▸ Material to process
<<<<

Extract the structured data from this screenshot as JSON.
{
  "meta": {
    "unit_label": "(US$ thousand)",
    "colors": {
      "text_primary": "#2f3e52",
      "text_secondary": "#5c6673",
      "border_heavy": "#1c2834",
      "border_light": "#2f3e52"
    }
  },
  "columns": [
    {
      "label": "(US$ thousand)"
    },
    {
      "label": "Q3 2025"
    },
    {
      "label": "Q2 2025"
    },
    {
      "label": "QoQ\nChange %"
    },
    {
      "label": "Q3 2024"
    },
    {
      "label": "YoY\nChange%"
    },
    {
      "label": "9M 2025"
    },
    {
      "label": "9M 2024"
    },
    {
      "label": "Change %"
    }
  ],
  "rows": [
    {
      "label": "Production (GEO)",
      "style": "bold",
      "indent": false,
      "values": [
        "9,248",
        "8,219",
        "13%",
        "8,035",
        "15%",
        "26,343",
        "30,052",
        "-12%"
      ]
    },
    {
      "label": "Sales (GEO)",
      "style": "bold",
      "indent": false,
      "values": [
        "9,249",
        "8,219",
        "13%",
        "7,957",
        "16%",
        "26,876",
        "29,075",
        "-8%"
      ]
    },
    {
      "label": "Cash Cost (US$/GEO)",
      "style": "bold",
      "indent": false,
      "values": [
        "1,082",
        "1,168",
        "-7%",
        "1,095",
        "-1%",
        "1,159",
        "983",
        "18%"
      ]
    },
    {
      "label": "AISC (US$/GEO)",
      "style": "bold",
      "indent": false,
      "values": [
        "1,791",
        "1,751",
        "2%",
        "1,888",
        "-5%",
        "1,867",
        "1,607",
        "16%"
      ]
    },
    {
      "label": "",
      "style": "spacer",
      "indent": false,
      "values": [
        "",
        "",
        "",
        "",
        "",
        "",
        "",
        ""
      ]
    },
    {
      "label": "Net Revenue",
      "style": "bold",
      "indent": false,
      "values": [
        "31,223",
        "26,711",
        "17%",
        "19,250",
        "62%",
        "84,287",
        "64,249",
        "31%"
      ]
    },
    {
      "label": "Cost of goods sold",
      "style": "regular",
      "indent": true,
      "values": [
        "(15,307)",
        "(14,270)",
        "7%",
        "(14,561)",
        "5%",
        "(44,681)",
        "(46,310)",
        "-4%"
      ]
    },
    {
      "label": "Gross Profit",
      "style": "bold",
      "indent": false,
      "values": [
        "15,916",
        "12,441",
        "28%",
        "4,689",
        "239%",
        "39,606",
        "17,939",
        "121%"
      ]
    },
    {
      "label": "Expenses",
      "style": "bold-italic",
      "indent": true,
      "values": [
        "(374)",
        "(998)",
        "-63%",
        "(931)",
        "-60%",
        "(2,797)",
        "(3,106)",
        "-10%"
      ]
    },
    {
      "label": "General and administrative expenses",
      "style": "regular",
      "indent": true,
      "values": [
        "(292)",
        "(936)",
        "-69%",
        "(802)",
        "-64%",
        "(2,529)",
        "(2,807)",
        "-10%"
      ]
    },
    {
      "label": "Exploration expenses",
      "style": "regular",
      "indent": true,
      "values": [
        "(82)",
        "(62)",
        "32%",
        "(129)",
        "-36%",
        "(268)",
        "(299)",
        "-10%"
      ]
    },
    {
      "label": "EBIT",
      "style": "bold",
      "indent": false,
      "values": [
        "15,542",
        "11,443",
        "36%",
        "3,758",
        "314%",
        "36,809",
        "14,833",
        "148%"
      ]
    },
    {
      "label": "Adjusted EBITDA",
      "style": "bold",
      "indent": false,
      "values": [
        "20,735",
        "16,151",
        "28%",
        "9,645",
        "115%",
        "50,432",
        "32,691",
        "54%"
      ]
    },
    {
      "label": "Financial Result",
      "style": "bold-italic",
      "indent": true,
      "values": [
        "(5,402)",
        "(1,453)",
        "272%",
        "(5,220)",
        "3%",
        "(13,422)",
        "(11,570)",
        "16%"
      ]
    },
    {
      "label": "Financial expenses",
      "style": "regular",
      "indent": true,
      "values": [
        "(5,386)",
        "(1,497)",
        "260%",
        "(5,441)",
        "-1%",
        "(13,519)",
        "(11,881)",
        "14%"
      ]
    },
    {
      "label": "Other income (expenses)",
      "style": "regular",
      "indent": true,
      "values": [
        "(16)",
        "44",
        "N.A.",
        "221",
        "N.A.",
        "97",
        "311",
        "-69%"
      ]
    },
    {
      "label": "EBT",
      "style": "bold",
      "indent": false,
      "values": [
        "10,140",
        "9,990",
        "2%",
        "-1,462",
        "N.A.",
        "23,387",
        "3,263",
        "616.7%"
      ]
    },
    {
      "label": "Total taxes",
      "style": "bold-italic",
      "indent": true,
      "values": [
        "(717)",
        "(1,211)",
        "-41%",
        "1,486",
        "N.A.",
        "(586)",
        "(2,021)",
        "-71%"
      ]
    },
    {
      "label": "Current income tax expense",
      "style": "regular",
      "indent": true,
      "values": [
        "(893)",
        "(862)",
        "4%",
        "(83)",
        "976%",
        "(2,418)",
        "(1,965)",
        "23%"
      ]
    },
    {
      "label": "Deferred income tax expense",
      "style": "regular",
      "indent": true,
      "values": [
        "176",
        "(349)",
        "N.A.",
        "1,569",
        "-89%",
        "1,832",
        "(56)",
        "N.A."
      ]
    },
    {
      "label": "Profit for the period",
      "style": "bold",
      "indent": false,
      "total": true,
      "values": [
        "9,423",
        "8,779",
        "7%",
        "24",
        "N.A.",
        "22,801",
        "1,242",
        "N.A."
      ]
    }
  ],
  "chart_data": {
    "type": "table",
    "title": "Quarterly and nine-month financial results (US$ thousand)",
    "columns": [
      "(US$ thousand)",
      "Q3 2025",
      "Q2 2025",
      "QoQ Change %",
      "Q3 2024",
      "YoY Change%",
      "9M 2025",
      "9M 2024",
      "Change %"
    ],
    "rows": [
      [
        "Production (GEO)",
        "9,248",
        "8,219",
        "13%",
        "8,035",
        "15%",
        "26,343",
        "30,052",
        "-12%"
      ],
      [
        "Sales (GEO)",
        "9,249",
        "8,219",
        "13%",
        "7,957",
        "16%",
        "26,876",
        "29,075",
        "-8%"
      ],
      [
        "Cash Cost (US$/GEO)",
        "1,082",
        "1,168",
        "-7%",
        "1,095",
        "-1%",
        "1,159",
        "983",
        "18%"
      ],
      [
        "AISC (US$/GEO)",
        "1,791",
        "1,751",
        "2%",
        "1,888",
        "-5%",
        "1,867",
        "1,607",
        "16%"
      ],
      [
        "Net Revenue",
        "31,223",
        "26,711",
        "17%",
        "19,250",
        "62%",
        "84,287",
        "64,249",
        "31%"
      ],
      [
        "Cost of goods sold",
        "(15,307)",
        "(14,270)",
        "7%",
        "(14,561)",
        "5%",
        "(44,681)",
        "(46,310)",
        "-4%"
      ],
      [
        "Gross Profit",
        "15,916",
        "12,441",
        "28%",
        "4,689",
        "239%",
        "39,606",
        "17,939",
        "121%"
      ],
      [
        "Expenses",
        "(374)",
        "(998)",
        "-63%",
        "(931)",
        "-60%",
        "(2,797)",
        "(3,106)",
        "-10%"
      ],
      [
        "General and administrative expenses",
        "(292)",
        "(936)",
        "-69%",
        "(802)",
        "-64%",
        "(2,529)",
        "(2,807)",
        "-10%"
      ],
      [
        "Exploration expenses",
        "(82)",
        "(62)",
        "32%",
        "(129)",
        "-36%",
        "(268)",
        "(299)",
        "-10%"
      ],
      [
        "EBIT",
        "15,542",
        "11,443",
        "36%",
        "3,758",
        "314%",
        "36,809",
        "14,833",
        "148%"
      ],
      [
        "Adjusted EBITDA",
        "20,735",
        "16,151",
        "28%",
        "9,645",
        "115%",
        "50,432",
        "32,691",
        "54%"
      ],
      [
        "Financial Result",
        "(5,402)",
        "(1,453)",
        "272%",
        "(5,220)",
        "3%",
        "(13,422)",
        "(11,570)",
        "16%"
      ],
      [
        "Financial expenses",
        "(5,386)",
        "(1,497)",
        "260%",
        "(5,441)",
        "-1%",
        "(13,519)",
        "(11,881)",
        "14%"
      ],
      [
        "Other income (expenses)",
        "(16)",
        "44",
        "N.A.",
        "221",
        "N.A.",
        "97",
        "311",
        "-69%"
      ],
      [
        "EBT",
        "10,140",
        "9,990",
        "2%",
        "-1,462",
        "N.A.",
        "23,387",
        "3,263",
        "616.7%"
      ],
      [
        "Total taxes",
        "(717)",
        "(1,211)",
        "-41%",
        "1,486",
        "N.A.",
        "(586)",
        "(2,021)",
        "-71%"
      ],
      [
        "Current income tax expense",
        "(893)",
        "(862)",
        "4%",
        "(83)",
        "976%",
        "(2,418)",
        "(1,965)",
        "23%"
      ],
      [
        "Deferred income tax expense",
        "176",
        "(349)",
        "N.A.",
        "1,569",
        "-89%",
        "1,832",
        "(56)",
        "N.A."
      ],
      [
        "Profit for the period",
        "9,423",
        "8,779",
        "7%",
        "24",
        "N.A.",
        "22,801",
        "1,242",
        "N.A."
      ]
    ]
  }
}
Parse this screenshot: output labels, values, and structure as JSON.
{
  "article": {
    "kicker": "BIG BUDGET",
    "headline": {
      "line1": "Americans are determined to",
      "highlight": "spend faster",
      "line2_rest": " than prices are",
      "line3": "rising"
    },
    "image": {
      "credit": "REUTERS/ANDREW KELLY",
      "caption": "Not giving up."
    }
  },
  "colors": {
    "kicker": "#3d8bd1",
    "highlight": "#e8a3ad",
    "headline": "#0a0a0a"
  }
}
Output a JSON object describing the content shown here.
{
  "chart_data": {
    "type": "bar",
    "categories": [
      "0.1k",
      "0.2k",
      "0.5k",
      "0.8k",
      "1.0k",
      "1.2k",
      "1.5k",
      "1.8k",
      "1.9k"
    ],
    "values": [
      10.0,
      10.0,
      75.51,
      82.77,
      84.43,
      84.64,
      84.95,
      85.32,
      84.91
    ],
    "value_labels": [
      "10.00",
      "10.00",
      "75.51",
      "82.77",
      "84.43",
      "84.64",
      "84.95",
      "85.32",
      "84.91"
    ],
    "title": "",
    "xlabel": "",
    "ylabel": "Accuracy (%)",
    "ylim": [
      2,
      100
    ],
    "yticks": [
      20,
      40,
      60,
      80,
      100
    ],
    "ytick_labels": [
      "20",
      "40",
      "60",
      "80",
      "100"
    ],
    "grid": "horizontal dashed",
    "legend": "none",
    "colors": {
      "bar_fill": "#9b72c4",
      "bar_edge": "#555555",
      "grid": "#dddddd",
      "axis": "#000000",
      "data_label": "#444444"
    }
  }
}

>>>>

▸ Directive
Print only the lines from the one with "Output a JSON" to the end of the records, both included.

▸ Response
Output a JSON object describing the content shown here.
{
  "chart_data": {
    "type": "bar",
    "categories": [
      "0.1k",
      "0.2k",
      "0.5k",
      "0.8k",
      "1.0k",
      "1.2k",
      "1.5k",
      "1.8k",
      "1.9k"
    ],
    "values": [
      10.0,
      10.0,
      75.51,
      82.77,
      84.43,
      84.64,
      84.95,
      85.32,
      84.91
    ],
    "value_labels": [
      "10.00",
      "10.00",
      "75.51",
      "82.77",
      "84.43",
      "84.64",
      "84.95",
      "85.32",
      "84.91"
    ],
    "title": "",
    "xlabel": "",
    "ylabel": "Accuracy (%)",
    "ylim": [
      2,
      100
    ],
    "yticks": [
      20,
      40,
      60,
      80,
      100
    ],
    "ytick_labels": [
      "20",
      "40",
      "60",
      "80",
      "100"
    ],
    "grid": "horizontal dashed",
    "legend": "none",
    "colors": {
      "bar_fill": "#9b72c4",
      "bar_edge": "#555555",
      "grid": "#dddddd",
      "axis": "#000000",
      "data_label": "#444444"
    }
  }
}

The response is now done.